▶ _Brief_
Among the lines below, list those containing the string "umumiy".

▶ _Dataset entries_

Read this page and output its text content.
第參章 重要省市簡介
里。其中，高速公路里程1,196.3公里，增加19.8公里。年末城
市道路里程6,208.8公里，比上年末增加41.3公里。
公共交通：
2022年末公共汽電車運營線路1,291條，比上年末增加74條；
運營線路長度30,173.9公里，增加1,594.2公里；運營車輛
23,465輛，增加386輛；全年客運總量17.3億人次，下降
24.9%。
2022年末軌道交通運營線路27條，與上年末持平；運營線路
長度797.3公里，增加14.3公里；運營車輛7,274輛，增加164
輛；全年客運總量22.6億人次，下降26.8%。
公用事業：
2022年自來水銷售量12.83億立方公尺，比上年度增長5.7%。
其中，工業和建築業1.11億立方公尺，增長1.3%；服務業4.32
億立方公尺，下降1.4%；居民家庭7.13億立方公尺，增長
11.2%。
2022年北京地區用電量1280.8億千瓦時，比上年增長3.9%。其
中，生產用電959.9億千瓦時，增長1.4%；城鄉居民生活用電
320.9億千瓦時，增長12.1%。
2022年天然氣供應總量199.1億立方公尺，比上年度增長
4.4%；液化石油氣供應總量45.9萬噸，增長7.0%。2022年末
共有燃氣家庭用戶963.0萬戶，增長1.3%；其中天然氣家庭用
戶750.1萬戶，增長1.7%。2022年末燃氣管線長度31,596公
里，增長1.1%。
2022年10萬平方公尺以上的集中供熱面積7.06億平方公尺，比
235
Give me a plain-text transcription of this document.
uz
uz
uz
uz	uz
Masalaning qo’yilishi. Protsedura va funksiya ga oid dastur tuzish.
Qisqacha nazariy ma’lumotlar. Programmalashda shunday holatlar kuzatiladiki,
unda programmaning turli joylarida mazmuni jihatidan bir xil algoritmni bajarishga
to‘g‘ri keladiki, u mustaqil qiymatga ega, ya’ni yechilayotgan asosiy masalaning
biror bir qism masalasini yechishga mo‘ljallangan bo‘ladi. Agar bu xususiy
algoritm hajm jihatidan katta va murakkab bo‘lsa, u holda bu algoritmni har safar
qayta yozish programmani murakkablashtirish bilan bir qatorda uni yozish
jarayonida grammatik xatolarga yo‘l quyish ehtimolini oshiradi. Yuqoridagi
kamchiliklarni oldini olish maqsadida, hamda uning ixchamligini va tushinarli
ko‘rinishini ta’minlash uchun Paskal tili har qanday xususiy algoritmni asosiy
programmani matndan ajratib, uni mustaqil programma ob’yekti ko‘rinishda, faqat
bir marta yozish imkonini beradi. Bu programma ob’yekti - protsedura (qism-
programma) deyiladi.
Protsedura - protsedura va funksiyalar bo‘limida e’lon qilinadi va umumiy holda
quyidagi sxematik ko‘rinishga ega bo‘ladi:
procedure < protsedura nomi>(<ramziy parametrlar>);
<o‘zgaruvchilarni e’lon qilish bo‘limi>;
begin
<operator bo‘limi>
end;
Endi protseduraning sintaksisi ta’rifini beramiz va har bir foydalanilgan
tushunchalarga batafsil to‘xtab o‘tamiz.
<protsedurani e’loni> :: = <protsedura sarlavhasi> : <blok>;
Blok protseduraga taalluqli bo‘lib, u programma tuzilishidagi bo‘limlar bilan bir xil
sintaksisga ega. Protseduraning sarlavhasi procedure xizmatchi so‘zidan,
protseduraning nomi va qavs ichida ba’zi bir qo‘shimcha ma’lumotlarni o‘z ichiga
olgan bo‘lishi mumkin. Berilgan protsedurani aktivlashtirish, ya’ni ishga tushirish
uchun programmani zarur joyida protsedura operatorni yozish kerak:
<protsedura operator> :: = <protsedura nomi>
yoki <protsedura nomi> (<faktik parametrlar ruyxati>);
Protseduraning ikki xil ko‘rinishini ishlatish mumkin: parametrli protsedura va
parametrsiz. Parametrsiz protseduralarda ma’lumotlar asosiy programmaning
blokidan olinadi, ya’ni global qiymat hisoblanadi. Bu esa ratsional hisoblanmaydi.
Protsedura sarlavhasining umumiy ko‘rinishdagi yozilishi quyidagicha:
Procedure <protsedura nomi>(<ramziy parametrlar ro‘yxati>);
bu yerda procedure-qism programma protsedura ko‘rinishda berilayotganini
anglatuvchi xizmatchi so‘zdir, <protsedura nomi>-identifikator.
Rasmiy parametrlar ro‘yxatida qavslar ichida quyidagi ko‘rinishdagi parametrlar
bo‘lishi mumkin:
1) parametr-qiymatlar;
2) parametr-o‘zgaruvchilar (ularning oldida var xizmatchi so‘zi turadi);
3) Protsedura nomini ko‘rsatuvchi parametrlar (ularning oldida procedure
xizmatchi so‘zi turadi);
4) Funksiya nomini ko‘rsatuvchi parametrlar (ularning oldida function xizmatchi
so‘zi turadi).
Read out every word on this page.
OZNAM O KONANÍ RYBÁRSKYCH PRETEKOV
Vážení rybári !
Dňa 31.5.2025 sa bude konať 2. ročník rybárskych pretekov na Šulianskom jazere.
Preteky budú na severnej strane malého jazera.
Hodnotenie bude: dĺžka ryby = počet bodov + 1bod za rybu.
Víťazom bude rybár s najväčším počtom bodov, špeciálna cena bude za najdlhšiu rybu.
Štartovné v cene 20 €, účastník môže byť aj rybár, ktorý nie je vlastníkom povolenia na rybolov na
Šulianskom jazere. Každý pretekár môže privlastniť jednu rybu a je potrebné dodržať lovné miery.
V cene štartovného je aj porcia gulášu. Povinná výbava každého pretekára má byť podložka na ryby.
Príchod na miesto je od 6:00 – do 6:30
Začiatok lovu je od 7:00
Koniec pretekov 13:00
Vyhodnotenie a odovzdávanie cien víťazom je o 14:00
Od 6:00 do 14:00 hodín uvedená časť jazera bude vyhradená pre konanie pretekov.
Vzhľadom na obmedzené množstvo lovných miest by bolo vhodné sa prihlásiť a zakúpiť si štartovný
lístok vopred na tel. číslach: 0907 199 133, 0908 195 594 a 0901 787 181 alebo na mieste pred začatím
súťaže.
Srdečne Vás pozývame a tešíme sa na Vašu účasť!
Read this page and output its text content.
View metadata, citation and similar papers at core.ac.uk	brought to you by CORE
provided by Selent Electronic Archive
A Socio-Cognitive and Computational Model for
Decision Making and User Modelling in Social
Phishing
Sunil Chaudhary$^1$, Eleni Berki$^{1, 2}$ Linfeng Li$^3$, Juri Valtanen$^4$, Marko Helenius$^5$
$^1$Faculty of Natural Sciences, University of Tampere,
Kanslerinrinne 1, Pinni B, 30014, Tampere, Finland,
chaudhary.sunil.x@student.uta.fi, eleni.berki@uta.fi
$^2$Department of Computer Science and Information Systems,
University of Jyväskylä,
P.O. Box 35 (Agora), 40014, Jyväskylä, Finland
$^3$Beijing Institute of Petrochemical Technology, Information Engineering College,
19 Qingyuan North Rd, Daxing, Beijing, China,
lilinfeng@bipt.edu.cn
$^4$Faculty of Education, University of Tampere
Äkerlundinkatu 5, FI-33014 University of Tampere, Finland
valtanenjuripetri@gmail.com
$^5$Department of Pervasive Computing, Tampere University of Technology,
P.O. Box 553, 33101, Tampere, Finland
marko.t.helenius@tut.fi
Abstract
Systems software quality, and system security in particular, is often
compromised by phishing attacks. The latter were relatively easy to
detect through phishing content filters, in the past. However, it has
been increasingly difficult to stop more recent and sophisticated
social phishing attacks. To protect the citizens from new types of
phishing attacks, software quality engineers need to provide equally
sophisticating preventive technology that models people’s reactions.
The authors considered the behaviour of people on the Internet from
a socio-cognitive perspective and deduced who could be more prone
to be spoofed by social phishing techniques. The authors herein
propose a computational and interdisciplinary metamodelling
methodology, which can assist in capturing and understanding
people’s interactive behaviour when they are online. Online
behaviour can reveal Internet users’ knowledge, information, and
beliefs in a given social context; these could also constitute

▶ _Correct output_
Protsedura - protsedura va funksiyalar bo‘limida e’lon qilinadi va umumiy holda
Protsedura sarlavhasining umumiy ko‘rinishdagi yozilishi quyidagicha:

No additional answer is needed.